Extract =

******

Participants were required to abstain from illicit drugs other than cannabis throughout participation. Daily urine tests to assess recent drug use and pregnancy were negative throughout. Participants were also asked to avoid any over-the-counter medication, with the exception of non-steroidal anti-inflammatory analgesics.

Maintenance Days

On maintenance-only days, participants completed online questionnaires to assess recent activities, sleep, side effects and drug use, and staff completed an Observer Rating Questionnaire. Participants were administered the first of the two daily pregabalin doses and were given a “take-home” dose. Participants did not report to the laboratory on weekends. On Fridays, participants received additional take-home capsules, and they completed the online questionnaires remotely over the weekend. Maintenance day attendance was reinforced with a $5 USD payment that increased by $5 across each visit. Failure to attend a visit reset the value to $5.

Pregabalin dosing adherence outside of the laboratory (i.e., presumptive dosing) was monitored via Wisepill RT2000 technology (Wisepill Technologies, Somerset West, South Africa), which makes use of mobile phone and Internet technologies to provide real-time medication management. If a participant missed a maintenance dose, s/he would have been permitted to re-start that maintenance condition a single time, but this did not occur. Two participants were discharged during the second maintenance phase due to failure to attend scheduled appointments. One participant in EXP 2 initiated a phase and did not complete it due to a personal issue but was later re-enrolled and completed the protocol; a second participant was lost to follow-up prior to initiating the second maintenance phase.

At the end of each maintenance phase, participants were tapered off of pregabalin. Upon completion of the final experimental session in each phase, participants received envelopes that contained either placebo or descending amounts of pregabalin, labeled with the time and date they should be consumed. Participants also received instructions for taking the tapering doses and emergency contact information.

Abstinence Reinforcement Procedures

To simulate the motivation to quit using cannabis, and in an effort to enhance the ability to detect pregabalin effects on naturalistic cannabis use, participants were asked to attempt abstinence from cannabis use and were incentivized to abstain on maintenance days prior to experimental cannabis administration. In EXP 1, urine samples obtained on study days 1 (phase 1 baseline), 5, 8, 12 (phase 2 baseline), 16 and 19 were collected for semi-quantitative urinalysis; in EXP 2, samples were collected on study days 1 (phase 1 baseline), 5, 12, 16 (phase 2 baseline), 20 and 27. Abstinence was determined by assaying urine samples for the THC metabolite 11-nor-9-carboxy-Δ9-THC (THC-COOH) and creatinine. Analyses were conducted by Quest Diagnostics. Creatinine-normalized THC-COOH ratios less than 100 ng/mL were considered negative for the purpose of determining whether a participant qualified for an incentive, consistent with methods used in clinical trial designs (e.g., Levin et al., 2013). When participants submitted a sample below this threshold, they received $100, for total possible abstinence earnings of $400 per participant. Creatinine-normalized THC-COOH levels, instead of samples coded as positive or negative for use, were analyzed in an effort to enhance sensitivity to the effects of pregabalin on naturalistic cannabis use by employing a continuous instead of a dichotomous outcome variable.

******

Records from a data collection =
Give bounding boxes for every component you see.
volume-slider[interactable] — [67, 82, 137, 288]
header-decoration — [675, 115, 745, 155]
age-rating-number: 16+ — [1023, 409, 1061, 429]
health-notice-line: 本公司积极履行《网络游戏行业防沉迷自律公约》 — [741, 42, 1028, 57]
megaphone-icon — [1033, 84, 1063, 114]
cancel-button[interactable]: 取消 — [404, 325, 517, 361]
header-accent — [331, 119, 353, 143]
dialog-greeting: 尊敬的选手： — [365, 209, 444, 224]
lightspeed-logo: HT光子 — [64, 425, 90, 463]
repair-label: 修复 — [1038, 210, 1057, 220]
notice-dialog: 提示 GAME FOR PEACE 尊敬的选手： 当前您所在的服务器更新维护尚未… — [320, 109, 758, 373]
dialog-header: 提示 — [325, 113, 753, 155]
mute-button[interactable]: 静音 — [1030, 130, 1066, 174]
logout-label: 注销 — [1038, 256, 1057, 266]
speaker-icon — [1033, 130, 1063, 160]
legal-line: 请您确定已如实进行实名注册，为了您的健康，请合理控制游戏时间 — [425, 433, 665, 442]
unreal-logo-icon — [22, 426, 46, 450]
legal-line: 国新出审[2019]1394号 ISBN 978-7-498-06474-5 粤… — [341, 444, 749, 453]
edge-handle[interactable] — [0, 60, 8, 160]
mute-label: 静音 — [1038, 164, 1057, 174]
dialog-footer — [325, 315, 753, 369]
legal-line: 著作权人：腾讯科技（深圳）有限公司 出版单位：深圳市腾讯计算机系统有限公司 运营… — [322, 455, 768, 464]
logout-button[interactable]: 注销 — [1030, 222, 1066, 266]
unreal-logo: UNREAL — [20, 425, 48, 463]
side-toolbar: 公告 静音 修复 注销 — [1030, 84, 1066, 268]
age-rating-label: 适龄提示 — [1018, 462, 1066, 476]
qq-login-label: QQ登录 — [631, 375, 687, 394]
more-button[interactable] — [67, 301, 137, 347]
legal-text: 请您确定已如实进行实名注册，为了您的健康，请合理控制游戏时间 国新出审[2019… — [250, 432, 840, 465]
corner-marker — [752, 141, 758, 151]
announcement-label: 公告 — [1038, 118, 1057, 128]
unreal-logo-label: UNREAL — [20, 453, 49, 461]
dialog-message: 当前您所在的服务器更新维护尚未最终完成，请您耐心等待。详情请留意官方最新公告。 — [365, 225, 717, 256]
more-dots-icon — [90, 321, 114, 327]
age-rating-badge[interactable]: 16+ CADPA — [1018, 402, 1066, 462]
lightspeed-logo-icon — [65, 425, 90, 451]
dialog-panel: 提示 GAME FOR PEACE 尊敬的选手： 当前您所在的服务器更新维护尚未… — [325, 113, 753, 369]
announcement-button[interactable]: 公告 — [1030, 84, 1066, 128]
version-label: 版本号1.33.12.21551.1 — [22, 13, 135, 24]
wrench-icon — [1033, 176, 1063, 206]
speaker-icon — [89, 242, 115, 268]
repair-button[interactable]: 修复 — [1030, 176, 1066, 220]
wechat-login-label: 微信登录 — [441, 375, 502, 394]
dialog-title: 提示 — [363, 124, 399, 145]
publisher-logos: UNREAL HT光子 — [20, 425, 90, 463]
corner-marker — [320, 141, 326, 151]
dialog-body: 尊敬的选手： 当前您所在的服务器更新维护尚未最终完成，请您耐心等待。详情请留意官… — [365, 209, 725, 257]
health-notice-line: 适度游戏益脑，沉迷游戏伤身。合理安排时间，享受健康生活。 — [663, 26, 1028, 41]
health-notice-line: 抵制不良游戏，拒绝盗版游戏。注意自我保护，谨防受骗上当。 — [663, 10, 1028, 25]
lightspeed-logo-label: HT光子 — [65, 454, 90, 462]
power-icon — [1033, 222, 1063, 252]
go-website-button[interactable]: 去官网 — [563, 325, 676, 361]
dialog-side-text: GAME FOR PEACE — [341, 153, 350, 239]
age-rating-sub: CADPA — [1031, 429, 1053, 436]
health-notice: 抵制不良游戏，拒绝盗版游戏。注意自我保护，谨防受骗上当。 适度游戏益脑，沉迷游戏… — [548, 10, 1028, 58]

******

Exercises =
(1) Answer these questions from the pregabalin study text:
(a) Which over-the-counter medication were participants still allowed to take?
(b) How much did a participant receive for submitting a urine sample below the abstinence threshold?
(c) Which company conducted the urine analyses?
(2) Please reproduce word for word the part of the pregabalin study text starting with "On maintenance-only days, participants" and going on through "value to $5.".
(3) Write the next part of the pregabalin study text, picking up after its final sentence.

Results in order =
(1)
(a) Non-steroidal anti-inflammatory analgesics
(b) $100
(c) Quest Diagnostics

(2)
On maintenance-only days, participants completed online questionnaires to assess recent activities, sleep, side effects and drug use, and staff completed an Observer Rating Questionnaire. Participants were administered the first of the two daily pregabalin doses and were given a “take-home” dose. Participants did not report to the laboratory on weekends. On Fridays, participants received additional take-home capsules, and they completed the online questionnaires remotely over the weekend. Maintenance day attendance was reinforced with a $5 USD payment that increased by $5 across each visit. Failure to attend a visit reset the value to $5.

(3)
Sessions

Practice and experimental (i.e., sampling and self-administration) sessions were conducted on weekdays and lasted 6.5 h. Participants were asked to refrain from food, caffeine, alcohol, tobacco and cannabis use prior to arrival. At intake, a breath sample was obtained to assess recent alcohol use. Participants also completed a field sobriety test (Toland & Green, 1991) and were observed by trained research staff for cannabis intoxication (e.g., bloodshot, glassy eyes); intoxication was not detected. Participants were required to consume a low-fat snack at intake. Participants who smoked tobacco cigarettes were allowed to smoke a single tobacco cigarette upon arrival to the laboratory to avoid testing under conditions of nicotine withdrawal. They were not allowed to smoke again until the session had ended. The maintenance day questionnaires and dosing procedures described above were also completed during sessions.

Participants were reassessed at the end of the session for possible intoxication and/or impairment using the field sobriety test prior to release. In addition, participants were required to report no drug effects. If necessary, participants were retained at the laboratory beyond the scheduled session time until residual drug effects dissipated. Participants were compensated $50 for completing each session and also received an additional $50 per session if they completed the entire study.

Practice Sessions

The first practice session duplicated a sampling session and the second a self-administration session. Participants smoked un-blinded placebo cannabis cigarettes to become acquainted with the paced smoking procedure (Foltin et al., 1987). On the practice self-administration session, participants were required to work to receive the maximum number of puffs (8) to familiarize them with the response requirements.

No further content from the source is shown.